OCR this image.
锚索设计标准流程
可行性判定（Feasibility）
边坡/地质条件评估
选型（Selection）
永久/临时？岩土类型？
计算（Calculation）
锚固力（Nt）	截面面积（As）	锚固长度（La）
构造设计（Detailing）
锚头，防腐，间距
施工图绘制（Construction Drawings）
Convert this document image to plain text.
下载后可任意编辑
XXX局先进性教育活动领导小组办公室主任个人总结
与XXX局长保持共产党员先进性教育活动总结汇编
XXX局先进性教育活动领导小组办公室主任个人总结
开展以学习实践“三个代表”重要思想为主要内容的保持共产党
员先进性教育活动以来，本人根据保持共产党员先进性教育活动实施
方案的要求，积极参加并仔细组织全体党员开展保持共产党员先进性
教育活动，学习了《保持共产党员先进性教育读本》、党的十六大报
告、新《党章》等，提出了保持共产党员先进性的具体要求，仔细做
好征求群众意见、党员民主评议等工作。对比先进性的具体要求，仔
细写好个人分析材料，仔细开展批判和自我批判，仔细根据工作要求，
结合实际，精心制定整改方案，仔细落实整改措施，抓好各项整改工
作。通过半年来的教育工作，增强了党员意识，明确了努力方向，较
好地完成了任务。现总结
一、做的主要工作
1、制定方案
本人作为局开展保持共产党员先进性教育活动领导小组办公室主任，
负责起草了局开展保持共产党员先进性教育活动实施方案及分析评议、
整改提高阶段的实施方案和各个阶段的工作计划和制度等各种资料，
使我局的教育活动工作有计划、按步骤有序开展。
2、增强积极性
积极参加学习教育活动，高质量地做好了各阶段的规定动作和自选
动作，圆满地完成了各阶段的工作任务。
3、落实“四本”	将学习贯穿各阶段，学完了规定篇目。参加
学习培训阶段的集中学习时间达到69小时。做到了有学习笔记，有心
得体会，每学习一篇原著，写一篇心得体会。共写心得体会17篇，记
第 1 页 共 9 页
○ ○ ○
• Problem to work on
Report each line of the material above where the word "image" appears.

• Right answer
OCR this image.
Convert this document image to plain text.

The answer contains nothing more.